THE EXERCISE →
Copy out all the lines in the records that include the word "Avenue".

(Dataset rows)
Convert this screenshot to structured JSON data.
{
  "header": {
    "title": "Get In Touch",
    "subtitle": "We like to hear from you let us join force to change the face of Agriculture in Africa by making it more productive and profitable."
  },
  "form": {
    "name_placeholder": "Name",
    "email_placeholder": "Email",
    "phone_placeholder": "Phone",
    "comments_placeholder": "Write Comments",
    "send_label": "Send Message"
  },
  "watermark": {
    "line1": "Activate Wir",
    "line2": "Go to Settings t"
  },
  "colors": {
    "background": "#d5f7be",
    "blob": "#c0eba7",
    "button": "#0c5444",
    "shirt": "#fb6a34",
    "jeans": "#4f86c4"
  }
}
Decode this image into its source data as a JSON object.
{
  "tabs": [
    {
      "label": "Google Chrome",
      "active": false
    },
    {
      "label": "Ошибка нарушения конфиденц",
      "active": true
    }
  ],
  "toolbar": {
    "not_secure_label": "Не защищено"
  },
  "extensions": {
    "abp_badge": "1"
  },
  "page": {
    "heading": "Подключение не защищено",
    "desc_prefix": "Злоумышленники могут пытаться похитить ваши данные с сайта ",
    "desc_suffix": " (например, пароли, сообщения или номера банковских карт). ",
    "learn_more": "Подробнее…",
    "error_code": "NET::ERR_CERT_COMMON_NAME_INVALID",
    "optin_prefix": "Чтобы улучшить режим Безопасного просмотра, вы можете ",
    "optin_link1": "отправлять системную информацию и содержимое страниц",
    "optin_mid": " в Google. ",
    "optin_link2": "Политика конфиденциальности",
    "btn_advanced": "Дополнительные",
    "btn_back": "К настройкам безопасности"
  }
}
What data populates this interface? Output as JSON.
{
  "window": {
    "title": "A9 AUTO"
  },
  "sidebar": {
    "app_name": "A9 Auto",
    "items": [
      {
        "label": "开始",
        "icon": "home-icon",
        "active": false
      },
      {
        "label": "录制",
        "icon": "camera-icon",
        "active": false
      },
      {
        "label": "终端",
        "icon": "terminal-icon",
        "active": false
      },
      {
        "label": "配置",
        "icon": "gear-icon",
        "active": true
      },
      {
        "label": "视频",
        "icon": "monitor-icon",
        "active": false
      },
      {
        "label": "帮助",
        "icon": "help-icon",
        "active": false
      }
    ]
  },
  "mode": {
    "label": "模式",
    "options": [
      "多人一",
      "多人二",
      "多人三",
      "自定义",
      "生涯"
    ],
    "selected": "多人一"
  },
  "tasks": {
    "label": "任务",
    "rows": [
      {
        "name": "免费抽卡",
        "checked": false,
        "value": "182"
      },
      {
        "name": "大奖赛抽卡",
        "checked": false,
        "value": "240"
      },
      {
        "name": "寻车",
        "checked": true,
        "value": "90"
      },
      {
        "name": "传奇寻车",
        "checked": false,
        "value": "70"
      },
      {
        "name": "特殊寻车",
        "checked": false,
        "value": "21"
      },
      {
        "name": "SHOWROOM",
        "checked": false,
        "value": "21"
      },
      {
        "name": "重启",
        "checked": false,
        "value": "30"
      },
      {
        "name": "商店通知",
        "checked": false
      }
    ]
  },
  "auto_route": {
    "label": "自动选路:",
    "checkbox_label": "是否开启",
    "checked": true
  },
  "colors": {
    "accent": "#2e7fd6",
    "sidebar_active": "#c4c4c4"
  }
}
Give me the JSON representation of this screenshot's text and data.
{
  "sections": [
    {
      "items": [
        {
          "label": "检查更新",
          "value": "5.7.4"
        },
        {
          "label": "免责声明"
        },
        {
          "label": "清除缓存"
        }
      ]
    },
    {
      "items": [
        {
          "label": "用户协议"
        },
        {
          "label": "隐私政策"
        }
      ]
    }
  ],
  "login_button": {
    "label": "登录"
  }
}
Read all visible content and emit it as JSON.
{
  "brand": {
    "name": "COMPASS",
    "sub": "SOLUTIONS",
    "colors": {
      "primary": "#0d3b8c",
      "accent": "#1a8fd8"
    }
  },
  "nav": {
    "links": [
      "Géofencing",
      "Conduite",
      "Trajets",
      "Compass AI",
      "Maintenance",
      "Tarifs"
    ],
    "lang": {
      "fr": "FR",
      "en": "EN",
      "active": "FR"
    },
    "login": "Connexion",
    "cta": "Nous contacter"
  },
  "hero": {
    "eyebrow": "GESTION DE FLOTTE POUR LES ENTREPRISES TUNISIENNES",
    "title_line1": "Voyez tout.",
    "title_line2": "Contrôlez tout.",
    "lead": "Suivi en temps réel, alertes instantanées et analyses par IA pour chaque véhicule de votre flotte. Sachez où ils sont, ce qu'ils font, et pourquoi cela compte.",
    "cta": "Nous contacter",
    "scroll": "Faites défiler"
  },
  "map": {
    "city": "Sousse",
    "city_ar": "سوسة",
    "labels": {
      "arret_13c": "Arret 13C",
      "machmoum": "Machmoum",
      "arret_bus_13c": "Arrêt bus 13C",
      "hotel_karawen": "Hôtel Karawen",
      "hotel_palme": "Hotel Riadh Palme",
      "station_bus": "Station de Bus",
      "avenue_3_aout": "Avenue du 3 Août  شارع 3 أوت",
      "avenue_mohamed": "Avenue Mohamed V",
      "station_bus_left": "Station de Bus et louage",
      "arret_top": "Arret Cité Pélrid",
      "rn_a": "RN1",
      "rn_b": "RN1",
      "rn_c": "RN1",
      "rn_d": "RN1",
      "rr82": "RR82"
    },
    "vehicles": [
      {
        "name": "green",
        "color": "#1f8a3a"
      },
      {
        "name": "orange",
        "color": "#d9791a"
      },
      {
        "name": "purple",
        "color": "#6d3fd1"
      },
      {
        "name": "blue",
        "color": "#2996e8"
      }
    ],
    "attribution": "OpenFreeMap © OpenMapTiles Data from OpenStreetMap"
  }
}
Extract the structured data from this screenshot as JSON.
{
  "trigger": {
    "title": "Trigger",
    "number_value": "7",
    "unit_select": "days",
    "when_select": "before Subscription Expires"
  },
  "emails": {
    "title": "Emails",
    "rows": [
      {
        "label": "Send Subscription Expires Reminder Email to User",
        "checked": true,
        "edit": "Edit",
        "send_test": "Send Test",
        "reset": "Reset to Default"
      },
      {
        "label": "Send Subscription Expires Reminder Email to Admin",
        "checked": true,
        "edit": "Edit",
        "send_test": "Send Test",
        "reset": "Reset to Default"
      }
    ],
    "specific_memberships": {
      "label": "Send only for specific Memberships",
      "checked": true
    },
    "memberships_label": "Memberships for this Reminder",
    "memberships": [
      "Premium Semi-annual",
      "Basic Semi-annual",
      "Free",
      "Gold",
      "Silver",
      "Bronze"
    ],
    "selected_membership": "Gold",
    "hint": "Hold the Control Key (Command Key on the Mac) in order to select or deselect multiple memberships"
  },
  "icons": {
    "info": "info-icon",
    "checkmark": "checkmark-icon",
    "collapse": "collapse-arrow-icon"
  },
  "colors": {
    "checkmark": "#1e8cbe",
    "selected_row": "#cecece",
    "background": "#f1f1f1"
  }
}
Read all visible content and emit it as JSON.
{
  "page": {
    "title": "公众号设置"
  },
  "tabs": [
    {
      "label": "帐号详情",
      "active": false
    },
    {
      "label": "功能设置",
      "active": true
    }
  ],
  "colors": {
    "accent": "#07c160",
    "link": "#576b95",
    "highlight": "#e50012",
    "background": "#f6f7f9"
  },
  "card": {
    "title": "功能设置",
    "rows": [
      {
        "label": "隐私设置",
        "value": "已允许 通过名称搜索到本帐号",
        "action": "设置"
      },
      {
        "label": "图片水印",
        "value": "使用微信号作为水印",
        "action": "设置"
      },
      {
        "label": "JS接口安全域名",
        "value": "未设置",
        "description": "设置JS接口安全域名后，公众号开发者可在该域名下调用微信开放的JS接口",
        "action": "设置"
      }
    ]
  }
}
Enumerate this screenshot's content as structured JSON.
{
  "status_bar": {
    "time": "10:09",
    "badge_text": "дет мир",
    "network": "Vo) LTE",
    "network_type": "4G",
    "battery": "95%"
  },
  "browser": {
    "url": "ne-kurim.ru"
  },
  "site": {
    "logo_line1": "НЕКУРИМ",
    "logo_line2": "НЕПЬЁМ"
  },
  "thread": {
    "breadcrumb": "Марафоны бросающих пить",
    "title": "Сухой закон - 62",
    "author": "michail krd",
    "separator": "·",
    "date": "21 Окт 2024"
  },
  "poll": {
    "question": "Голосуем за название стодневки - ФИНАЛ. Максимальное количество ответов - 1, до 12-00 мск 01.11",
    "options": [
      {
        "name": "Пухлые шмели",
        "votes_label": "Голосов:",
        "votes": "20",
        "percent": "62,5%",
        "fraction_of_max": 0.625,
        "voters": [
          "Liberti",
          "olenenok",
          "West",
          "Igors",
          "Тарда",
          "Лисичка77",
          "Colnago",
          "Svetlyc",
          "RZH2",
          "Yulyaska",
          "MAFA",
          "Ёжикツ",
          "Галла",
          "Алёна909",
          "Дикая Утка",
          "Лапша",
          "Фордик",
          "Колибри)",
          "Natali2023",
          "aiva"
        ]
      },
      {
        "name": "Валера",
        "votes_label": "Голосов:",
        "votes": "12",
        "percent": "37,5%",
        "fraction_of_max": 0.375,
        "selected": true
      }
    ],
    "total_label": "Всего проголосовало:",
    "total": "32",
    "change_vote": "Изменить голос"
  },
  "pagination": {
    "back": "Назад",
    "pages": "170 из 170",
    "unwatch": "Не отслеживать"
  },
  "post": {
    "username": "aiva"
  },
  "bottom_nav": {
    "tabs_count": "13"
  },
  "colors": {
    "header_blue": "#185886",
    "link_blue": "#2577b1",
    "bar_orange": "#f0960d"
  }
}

EXERCISE ANSWER →
      "avenue_3_aout": "Avenue du 3 Août  شارع 3 أوت",
      "avenue_mohamed": "Avenue Mohamed V",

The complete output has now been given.